**Your instructions**
Could you copy every line from the material below in which "جميع" appears?

## BEGIN

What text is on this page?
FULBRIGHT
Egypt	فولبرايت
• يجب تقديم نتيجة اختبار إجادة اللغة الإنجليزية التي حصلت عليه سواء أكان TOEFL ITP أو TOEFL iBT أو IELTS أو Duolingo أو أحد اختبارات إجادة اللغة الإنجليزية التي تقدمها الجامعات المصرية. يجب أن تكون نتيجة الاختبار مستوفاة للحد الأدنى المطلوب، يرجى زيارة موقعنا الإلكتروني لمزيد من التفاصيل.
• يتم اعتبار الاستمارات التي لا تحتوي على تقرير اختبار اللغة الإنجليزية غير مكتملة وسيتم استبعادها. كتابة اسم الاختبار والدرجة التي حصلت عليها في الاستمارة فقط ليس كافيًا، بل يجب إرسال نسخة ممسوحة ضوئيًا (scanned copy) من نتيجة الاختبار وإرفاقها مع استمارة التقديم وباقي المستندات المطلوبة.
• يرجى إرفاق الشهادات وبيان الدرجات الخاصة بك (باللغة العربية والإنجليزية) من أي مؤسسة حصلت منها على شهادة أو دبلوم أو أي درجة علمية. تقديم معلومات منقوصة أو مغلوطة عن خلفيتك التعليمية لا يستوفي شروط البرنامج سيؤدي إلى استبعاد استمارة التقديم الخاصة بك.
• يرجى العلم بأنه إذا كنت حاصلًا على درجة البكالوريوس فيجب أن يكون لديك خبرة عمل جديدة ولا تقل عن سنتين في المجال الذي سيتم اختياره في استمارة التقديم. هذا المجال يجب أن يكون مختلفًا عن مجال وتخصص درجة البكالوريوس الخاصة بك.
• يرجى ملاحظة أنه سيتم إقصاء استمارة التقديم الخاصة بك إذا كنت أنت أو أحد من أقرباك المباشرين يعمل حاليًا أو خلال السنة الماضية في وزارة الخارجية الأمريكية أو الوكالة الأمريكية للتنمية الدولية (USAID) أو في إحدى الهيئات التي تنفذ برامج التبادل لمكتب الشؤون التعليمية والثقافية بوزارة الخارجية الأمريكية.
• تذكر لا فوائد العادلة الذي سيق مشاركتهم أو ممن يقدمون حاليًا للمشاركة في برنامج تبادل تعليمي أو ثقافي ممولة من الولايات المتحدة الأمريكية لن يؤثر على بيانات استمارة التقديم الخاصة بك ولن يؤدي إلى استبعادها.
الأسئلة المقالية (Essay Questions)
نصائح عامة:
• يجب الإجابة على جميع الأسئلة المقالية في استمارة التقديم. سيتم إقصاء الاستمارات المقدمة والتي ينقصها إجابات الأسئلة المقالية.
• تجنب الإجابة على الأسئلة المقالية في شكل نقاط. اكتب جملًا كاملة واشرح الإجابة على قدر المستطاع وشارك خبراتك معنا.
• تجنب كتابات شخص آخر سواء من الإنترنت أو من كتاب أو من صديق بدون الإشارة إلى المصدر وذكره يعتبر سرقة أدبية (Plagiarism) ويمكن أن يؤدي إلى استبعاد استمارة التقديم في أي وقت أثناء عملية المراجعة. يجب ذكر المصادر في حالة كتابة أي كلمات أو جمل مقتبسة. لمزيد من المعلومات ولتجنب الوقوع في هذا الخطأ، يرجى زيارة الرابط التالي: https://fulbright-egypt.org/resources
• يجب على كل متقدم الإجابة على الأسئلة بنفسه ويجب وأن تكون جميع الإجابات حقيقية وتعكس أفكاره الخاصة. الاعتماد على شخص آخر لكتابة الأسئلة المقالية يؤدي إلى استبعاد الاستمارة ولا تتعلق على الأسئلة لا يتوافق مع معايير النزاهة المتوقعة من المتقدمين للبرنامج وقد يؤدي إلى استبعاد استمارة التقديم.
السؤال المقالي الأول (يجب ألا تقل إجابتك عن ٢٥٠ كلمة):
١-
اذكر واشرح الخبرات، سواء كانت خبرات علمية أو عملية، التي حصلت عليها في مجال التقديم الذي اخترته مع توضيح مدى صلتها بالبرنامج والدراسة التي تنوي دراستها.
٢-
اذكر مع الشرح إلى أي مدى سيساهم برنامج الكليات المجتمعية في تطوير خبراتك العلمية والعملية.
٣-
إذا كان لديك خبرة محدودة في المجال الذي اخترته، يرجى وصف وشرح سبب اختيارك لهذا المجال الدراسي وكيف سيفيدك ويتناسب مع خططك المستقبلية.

## END

**Result of this task**
• يجب الإجابة على جميع الأسئلة المقالية في استمارة التقديم. سيتم إقصاء الاستمارات المقدمة والتي ينقصها إجابات الأسئلة المقالية.
• يجب على كل متقدم الإجابة على الأسئلة بنفسه ويجب وأن تكون جميع الإجابات حقيقية وتعكس أفكاره الخاصة. الاعتماد على شخص آخر لكتابة الأسئلة المقالية يؤدي إلى استبعاد الاستمارة ولا تتعلق على الأسئلة لا يتوافق مع معايير النزاهة المتوقعة من المتقدمين للبرنامج وقد يؤدي إلى استبعاد استمارة التقديم.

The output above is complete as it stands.